Aim:
Copy out all lines that hold "hydrologic".
=== Input rows ===
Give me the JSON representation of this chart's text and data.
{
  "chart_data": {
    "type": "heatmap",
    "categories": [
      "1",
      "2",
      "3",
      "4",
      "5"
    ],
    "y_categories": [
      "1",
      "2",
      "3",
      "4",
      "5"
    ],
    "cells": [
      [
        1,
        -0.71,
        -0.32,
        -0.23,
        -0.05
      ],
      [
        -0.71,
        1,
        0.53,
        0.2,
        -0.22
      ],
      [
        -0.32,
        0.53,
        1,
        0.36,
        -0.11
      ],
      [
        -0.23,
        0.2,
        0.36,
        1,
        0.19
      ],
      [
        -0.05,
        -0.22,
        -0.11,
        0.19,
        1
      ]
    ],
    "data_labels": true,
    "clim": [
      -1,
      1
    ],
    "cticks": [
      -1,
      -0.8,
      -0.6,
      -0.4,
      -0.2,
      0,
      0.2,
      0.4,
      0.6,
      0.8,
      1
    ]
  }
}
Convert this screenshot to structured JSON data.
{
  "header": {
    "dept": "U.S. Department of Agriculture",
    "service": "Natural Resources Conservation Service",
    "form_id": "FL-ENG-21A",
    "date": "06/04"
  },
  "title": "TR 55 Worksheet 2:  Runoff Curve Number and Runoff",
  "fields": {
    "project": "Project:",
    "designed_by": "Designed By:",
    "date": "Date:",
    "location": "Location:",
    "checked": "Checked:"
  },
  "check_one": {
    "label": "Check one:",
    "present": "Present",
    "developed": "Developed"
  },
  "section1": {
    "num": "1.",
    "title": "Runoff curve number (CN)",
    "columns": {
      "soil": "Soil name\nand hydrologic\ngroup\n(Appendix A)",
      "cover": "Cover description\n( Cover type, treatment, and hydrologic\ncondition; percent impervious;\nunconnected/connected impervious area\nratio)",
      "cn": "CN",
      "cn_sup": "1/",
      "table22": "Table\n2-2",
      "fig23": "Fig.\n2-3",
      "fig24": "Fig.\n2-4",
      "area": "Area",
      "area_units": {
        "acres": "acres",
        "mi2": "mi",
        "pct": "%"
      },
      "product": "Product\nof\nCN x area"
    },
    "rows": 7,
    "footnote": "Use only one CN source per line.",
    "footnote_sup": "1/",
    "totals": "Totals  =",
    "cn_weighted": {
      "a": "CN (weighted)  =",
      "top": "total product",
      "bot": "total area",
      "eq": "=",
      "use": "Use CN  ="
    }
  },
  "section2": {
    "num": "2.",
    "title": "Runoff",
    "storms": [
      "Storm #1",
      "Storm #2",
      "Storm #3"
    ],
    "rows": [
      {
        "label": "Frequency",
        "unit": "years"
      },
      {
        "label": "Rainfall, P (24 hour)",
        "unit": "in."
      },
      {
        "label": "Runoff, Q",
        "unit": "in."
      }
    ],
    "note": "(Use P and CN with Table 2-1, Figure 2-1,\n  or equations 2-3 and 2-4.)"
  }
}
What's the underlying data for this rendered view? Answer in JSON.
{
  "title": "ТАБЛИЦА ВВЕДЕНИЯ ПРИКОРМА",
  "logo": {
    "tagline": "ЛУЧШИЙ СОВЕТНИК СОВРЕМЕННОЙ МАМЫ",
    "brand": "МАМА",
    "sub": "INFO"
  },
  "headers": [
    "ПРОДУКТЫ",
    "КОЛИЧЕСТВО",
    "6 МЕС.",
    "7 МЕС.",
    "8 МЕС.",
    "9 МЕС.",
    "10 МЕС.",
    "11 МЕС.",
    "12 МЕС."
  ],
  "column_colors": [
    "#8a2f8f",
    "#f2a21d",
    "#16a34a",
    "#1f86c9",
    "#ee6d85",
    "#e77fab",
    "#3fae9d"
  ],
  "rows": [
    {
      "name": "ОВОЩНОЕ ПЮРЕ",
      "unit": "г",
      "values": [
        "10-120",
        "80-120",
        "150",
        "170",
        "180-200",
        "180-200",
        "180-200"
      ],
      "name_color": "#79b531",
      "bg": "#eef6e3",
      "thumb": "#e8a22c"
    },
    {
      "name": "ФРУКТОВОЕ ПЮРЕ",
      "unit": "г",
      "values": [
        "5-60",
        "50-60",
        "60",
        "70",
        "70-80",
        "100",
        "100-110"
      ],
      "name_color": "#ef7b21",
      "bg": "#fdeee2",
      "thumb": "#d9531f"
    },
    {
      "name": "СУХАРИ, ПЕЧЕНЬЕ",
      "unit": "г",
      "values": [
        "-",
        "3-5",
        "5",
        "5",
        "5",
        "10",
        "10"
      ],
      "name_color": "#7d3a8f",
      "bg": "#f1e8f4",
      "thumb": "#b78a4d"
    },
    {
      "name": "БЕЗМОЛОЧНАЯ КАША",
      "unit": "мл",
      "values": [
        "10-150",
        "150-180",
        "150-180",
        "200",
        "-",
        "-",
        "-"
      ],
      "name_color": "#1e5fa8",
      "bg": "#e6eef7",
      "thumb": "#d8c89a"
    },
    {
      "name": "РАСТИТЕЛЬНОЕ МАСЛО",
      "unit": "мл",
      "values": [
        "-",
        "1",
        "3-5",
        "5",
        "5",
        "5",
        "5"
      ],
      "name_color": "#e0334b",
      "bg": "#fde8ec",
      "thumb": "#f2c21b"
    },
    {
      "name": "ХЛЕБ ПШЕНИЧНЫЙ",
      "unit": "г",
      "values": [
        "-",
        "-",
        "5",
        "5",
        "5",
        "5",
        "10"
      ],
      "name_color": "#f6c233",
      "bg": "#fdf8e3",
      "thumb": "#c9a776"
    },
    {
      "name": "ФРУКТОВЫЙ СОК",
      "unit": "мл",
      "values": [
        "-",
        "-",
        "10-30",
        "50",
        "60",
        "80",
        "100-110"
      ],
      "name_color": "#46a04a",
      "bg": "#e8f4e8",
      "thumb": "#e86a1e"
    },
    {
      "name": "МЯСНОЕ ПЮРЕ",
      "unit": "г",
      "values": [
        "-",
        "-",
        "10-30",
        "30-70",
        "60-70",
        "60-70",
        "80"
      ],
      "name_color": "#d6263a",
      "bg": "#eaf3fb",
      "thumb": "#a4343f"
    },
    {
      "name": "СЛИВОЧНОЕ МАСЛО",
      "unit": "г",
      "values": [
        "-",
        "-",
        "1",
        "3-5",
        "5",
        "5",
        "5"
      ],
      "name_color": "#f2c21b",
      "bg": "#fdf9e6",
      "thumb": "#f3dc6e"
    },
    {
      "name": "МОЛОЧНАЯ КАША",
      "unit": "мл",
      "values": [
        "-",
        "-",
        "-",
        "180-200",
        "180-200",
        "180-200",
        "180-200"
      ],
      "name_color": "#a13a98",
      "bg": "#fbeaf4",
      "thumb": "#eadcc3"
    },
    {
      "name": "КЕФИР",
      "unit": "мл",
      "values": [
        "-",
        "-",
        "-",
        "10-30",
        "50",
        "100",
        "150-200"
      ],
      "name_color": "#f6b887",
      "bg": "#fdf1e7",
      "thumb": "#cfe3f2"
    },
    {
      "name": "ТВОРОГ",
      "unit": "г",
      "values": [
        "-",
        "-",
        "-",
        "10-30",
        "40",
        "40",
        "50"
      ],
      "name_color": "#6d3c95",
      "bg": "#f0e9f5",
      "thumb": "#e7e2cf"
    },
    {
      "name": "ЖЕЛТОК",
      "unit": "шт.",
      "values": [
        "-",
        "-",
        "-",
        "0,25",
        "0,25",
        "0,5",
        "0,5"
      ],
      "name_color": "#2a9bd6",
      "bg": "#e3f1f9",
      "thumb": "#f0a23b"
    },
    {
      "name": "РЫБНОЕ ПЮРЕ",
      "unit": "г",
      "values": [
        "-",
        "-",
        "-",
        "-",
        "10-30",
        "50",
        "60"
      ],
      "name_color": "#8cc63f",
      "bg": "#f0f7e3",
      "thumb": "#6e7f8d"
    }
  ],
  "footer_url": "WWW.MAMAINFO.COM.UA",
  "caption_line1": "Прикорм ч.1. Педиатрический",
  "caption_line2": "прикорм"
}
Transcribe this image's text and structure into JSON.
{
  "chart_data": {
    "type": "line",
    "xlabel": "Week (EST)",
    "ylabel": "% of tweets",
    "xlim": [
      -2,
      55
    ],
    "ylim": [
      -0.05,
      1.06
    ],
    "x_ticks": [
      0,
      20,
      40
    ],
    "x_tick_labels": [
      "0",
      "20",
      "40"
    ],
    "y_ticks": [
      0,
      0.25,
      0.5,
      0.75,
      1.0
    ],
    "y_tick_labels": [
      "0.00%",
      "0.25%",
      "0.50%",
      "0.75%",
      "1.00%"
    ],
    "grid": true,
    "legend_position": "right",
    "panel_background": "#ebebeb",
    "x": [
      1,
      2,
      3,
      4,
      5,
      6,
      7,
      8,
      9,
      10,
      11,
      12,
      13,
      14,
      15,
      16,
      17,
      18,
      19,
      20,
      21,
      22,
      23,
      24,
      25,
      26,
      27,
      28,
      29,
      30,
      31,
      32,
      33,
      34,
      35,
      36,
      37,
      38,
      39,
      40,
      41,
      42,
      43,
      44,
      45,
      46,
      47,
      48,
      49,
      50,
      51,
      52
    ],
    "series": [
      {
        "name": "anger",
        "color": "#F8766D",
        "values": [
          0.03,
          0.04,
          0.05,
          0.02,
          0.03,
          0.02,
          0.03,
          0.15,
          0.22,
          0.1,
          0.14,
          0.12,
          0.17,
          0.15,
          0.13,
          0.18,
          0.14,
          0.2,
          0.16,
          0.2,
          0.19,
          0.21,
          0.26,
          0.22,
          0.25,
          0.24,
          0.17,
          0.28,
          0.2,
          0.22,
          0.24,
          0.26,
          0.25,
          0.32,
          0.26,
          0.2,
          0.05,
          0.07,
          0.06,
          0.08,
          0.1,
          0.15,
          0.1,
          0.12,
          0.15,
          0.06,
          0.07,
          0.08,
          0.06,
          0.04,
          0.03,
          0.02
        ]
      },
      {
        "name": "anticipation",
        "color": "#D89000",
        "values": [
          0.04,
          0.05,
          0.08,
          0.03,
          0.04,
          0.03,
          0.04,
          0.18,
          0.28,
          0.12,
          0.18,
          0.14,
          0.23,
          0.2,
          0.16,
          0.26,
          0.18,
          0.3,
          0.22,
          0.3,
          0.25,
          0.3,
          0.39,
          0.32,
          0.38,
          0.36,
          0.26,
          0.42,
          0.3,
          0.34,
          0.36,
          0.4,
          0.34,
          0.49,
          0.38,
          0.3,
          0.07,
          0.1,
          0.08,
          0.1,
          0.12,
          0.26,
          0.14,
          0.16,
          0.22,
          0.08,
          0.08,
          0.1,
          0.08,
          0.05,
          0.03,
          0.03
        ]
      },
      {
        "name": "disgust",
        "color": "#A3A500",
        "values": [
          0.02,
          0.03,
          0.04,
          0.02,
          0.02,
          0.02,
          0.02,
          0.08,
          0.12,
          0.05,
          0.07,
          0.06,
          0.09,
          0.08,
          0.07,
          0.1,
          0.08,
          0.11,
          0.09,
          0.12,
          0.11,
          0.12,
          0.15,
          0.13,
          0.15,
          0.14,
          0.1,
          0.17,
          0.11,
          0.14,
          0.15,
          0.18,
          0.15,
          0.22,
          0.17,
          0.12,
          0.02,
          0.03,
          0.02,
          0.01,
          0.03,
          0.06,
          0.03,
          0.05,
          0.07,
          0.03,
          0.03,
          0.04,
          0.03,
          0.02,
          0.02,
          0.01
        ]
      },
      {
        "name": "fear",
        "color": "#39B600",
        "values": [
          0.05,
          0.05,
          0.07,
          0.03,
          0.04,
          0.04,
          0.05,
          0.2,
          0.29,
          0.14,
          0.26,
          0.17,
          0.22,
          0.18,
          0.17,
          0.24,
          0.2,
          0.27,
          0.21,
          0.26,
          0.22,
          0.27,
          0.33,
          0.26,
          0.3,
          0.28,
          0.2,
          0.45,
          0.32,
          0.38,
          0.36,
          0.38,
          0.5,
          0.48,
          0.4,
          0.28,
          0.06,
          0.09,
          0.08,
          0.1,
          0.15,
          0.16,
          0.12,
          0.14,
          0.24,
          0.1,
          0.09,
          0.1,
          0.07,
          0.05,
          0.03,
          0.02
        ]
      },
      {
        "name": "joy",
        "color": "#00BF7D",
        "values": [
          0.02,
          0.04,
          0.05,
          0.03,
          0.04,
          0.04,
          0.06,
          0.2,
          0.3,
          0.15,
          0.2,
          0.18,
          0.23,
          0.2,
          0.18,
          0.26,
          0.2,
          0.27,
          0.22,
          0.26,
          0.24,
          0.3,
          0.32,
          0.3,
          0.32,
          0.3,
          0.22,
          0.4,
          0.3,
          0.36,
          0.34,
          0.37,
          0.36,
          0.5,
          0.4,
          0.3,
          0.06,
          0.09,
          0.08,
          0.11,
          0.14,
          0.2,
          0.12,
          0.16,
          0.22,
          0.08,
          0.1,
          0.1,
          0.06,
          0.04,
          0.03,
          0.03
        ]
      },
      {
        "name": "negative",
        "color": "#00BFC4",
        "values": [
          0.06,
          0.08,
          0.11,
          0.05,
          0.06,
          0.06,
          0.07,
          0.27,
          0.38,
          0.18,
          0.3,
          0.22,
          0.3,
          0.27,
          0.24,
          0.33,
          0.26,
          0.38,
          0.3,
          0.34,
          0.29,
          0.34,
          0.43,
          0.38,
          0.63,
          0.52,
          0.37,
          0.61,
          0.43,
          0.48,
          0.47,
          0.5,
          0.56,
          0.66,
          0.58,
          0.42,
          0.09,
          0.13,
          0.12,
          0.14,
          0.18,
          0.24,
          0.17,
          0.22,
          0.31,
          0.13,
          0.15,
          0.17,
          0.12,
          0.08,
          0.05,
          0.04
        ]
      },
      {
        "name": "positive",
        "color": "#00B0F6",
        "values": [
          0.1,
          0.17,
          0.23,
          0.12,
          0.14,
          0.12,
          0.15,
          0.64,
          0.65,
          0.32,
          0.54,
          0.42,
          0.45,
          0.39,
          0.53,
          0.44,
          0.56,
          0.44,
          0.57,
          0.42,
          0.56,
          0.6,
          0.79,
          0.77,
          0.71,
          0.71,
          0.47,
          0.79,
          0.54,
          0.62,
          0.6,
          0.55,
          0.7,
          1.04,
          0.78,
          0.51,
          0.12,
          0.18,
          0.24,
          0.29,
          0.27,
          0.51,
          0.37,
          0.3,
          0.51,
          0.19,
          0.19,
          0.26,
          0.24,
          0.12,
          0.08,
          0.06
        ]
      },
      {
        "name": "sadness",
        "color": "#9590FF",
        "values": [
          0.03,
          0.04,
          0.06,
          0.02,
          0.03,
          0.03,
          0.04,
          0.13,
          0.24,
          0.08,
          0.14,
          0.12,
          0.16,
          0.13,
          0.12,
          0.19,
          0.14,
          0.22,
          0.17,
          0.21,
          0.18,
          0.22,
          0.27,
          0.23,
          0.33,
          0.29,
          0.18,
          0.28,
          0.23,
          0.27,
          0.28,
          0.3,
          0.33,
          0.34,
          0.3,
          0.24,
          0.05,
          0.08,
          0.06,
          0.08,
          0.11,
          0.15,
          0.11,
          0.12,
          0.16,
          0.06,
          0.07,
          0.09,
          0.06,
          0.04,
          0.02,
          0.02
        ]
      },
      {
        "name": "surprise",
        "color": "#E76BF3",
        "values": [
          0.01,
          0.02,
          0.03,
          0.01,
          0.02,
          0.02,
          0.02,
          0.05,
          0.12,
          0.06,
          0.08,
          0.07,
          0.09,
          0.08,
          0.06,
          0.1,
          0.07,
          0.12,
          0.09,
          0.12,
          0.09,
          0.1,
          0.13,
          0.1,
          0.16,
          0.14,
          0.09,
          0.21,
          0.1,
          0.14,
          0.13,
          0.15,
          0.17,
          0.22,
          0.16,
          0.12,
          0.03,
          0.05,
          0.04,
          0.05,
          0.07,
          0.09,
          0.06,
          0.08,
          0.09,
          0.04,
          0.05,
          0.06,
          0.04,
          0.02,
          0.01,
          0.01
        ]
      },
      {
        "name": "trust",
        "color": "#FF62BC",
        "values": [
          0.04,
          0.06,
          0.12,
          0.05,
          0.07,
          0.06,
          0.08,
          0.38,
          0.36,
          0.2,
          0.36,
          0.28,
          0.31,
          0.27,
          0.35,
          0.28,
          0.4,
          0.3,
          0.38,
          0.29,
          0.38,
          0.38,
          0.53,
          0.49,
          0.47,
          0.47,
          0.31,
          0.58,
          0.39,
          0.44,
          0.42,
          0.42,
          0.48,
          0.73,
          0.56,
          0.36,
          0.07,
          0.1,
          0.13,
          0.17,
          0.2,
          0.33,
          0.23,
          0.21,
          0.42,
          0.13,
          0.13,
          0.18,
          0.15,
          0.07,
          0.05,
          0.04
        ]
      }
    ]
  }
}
===
Right answer:
      "soil": "Soil name\nand hydrologic\ngroup\n(Appendix A)",
      "cover": "Cover description\n( Cover type, treatment, and hydrologic\ncondition; percent impervious;\nunconnected/connected impervious area\nratio)",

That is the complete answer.